What you should do - Find each line containing the string "title" and return it.

Records to process -
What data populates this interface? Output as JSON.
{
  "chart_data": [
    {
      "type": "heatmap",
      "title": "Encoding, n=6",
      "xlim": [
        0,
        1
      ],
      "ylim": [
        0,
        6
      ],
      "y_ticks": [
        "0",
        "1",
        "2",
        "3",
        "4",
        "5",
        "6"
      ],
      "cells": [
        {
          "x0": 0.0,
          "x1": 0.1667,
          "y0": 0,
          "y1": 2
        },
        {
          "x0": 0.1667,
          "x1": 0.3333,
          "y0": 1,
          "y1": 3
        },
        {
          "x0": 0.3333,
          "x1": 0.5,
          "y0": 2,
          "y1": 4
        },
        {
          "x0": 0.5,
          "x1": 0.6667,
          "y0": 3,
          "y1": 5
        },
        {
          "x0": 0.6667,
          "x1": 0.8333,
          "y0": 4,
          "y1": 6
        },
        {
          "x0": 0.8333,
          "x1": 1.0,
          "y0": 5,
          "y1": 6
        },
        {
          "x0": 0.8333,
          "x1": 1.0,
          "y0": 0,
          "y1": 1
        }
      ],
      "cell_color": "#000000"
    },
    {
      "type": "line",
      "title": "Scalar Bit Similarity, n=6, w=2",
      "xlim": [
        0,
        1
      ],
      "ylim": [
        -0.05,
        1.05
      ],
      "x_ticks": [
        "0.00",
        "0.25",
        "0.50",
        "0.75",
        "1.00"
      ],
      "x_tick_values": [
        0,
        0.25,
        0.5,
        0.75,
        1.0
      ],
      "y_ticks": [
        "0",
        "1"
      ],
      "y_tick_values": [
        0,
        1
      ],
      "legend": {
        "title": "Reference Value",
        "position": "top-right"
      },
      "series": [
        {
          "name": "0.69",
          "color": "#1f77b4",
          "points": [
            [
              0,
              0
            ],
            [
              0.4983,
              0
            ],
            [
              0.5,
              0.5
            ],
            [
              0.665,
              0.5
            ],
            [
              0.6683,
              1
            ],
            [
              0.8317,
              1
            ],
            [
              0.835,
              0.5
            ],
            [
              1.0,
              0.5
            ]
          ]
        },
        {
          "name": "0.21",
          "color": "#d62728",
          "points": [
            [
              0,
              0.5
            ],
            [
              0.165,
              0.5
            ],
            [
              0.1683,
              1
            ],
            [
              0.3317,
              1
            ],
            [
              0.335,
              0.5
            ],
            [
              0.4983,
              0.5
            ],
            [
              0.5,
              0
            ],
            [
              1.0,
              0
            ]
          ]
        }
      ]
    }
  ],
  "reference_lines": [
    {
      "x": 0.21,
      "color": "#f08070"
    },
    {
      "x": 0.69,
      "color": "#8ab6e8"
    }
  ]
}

Solution -
      "title": "Encoding, n=6",
      "title": "Scalar Bit Similarity, n=6, w=2",
        "title": "Reference Value",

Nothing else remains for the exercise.